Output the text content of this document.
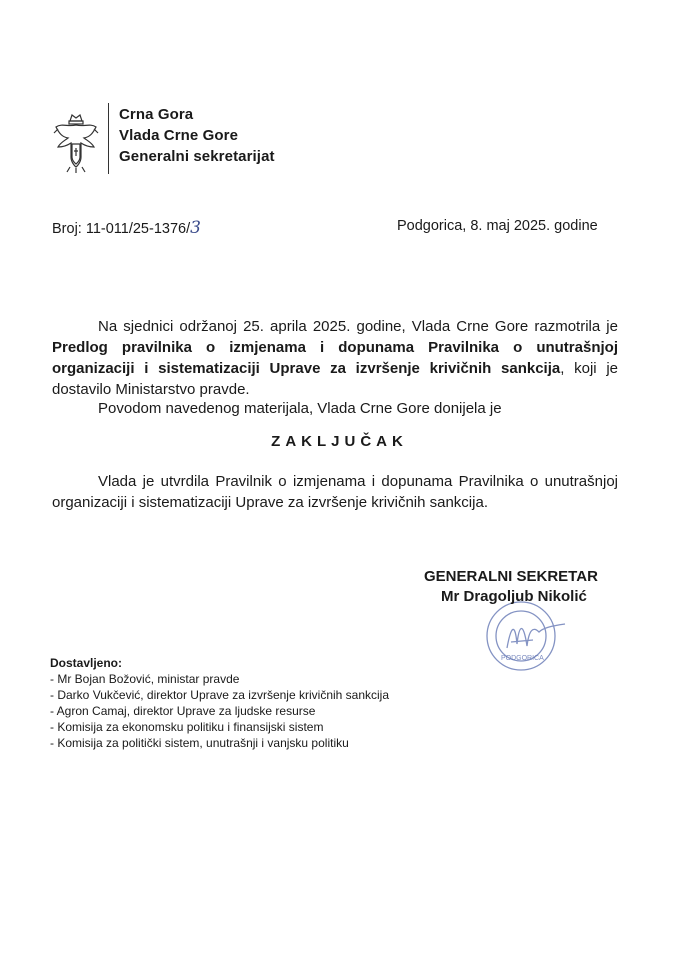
Crna Gora
Vlada Crne Gore
Generalni sekretarijat
Broj: 11-011/25-1376/3	Podgorica, 8. maj 2025. godine
Na sjednici održanoj 25. aprila 2025. godine, Vlada Crne Gore razmotrila je Predlog pravilnika o izmjenama i dopunama Pravilnika o unutrašnjoj organizaciji i sistematizaciji Uprave za izvršenje krivičnih sankcija, koji je dostavilo Ministarstvo pravde.
Povodom navedenog materijala, Vlada Crne Gore donijela je
ZAKLJUČAK
Vlada je utvrdila Pravilnik o izmjenama i dopunama Pravilnika o unutrašnjoj organizaciji i sistematizaciji Uprave za izvršenje krivičnih sankcija.
PODGORICA
GENERALNI SEKRETAR
Mr Dragoljub Nikolić
Dostavljeno:
- Mr Bojan Božović, ministar pravde
- Darko Vukčević, direktor Uprave za izvršenje krivičnih sankcija
- Agron Camaj, direktor Uprave za ljudske resurse
- Komisija za ekonomsku politiku i finansijski sistem
- Komisija za politički sistem, unutrašnji i vanjsku politiku
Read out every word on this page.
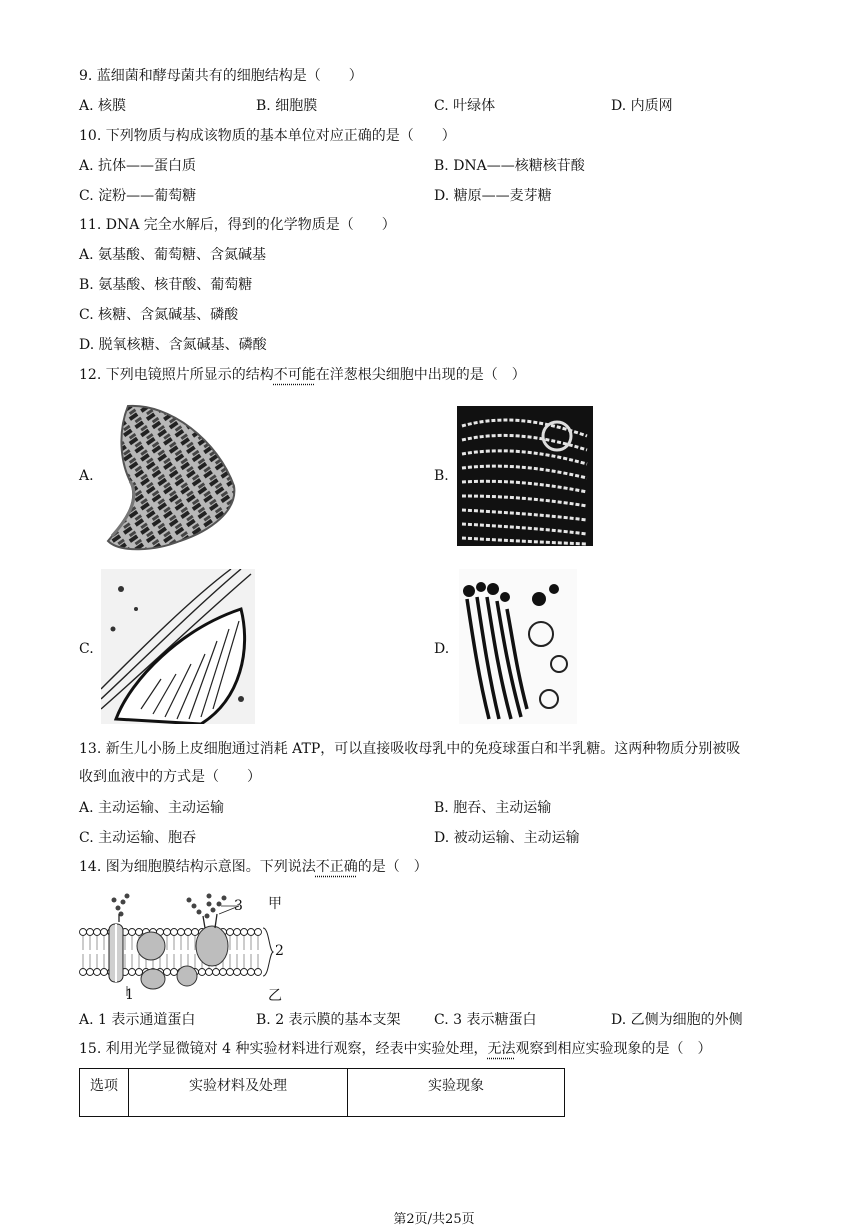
9. 蓝细菌和酵母菌共有的细胞结构是（　　）
A. 核膜	B. 细胞膜	C. 叶绿体	D. 内质网
10. 下列物质与构成该物质的基本单位对应正确的是（　　）
A. 抗体——蛋白质	B. DNA——核糖核苷酸
C. 淀粉——葡萄糖	D. 糖原——麦芽糖
11. DNA 完全水解后，得到的化学物质是（　　）
A. 氨基酸、葡萄糖、含氮碱基
B. 氨基酸、核苷酸、葡萄糖
C. 核糖、含氮碱基、磷酸
D. 脱氧核糖、含氮碱基、磷酸
12. 下列电镜照片所显示的结构不可能在洋葱根尖细胞中出现的是（　）
A.	B.
C.	D.
13. 新生儿小肠上皮细胞通过消耗 ATP，可以直接吸收母乳中的免疫球蛋白和半乳糖。这两种物质分别被吸
收到血液中的方式是（　　）
A. 主动运输、主动运输	B. 胞吞、主动运输
C. 主动运输、胞吞	D. 被动运输、主动运输
14. 图为细胞膜结构示意图。下列说法不正确的是（　）
3 甲
2
1	乙
A. 1 表示通道蛋白	B. 2 表示膜的基本支架 C. 3 表示糖蛋白	D. 乙侧为细胞的外侧
15. 利用光学显微镜对 4 种实验材料进行观察，经表中实验处理，无法观察到相应实验现象的是（　）
选项	实验材料及处理	实验现象
第2页/共25页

◆ ◆ ◆ ◆

● **What you will do**
Copy all lines from the material that hold "pravde".

● **Response below**
Na sjednici održanoj 25. aprila 2025. godine, Vlada Crne Gore razmotrila je Predlog pravilnika o izmjenama i dopunama Pravilnika o unutrašnjoj organizaciji i sistematizaciji Uprave za izvršenje krivičnih sankcija, koji je dostavilo Ministarstvo pravde.
- Mr Bojan Božović, ministar pravde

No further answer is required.